• Goal:
Please reproduce the stretch from "Linux-NVDIMM Archive on" through "Message-ID: <87imgpw7et.fsf@linux.ibm.com> (raw)" in the papr_scm patch discussion below, word for word.

Linux-NVDIMM Archive on lore.kernel.org
 help / color / Atom feed
From: Vaibhav Jain <vaibhav@linux.ibm.com>
To: Michael Ellerman <michaele@au1.ibm.com>, Ira Weiny <ira.weiny@intel.com>
Cc: "Aneesh Kumar K . V" <aneesh.kumar@linux.ibm.com>,
	linuxppc-dev@lists.ozlabs.org, linux-kernel@vger.kernel.org,
	Steven Rostedt <rostedt@goodmis.org>,
	linux-nvdimm@lists.01.org
Subject: Re: [RESEND PATCH v7 3/5] powerpc/papr_scm: Fetch nvdimm health information from PHYP
Date: Thu, 21 May 2020 22:29:38 +0530
Message-ID: <87imgpw7et.fsf@linux.ibm.com> (raw)
In-Reply-To: <87k115gy0i.fsf@mpe.ellerman.id.au>

Michael Ellerman <michaele@au1.ibm.com> writes:

> Vaibhav Jain <vaibhav@linux.ibm.com> writes:
>> Thanks for reviewing this this patch Ira. My responses below:
>> Ira Weiny <ira.weiny@intel.com> writes:
>>> On Wed, May 20, 2020 at 12:30:56AM +0530, Vaibhav Jain wrote:
>>>> Implement support for fetching nvdimm health information via
>>>> H_SCM_HEALTH hcall as documented in Ref[1]. The hcall returns a pair
>>>> of 64-bit big-endian integers, bitwise-and of which is then stored in
>>>> 'struct papr_scm_priv' and subsequently partially exposed to
>>>> user-space via newly introduced dimm specific attribute
>>>> 'papr/flags'. Since the hcall is costly, the health information is
>>>> cached and only re-queried, 60s after the previous successful hcall.
> ...
>>>> diff --git a/arch/powerpc/platforms/pseries/papr_scm.c b/arch/powerpc/platforms/pseries/papr_scm.c
>>>> index f35592423380..142636e1a59f 100644
>>>> --- a/arch/powerpc/platforms/pseries/papr_scm.c
>>>> +++ b/arch/powerpc/platforms/pseries/papr_scm.c
>>>> @@ -39,6 +78,15 @@ struct papr_scm_priv {
>>>>  	struct resource res;
>>>>  	struct nd_region *region;
>>>>  	struct nd_interleave_set nd_set;
>>>> +
>>>> +	/* Protect dimm health data from concurrent read/writes */
>>>> +	struct mutex health_mutex;
>>>> +
>>>> +	/* Last time the health information of the dimm was updated */
>>>> +	unsigned long lasthealth_jiffies;
>>>> +
>>>> +	/* Health information for the dimm */
>>>> +	u64 health_bitmap;
>>>
>>> I wonder if this should be typed big endian as you mention that it is in the
>>> commit message?
>> This was discussed in an earlier review of the patch series at
>> https://lore.kernel.org/linux-nvdimm/878sjetcis.fsf@mpe.ellerman.id.au
>>
>> Even though health bitmap is returned in big endian format (For ex
>> value 0xC00000000000000 indicates bits 0,1 set), its value is never
>> used. Instead only test for specific bits being set in the register is
>> done.

• Material:
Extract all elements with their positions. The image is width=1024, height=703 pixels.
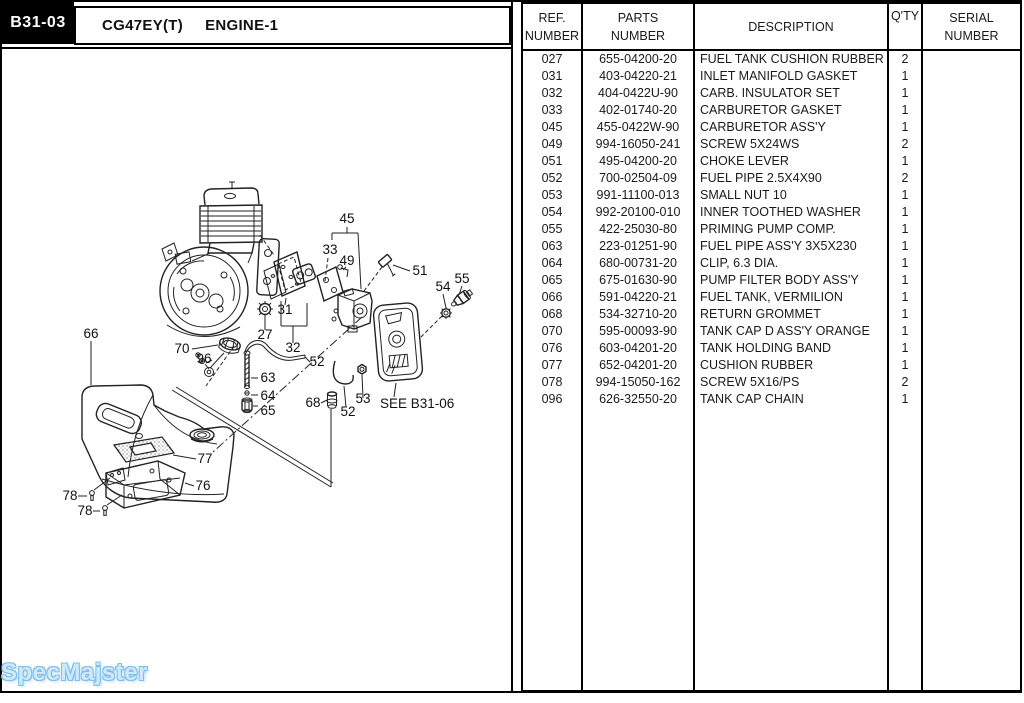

• Reply:
Linux-NVDIMM Archive on lore.kernel.org
 help / color / Atom feed
From: Vaibhav Jain <vaibhav@linux.ibm.com>
To: Michael Ellerman <michaele@au1.ibm.com>, Ira Weiny <ira.weiny@intel.com>
Cc: "Aneesh Kumar K . V" <aneesh.kumar@linux.ibm.com>,
	linuxppc-dev@lists.ozlabs.org, linux-kernel@vger.kernel.org,
	Steven Rostedt <rostedt@goodmis.org>,
	linux-nvdimm@lists.01.org
Subject: Re: [RESEND PATCH v7 3/5] powerpc/papr_scm: Fetch nvdimm health information from PHYP
Date: Thu, 21 May 2020 22:29:38 +0530
Message-ID: <87imgpw7et.fsf@linux.ibm.com> (raw)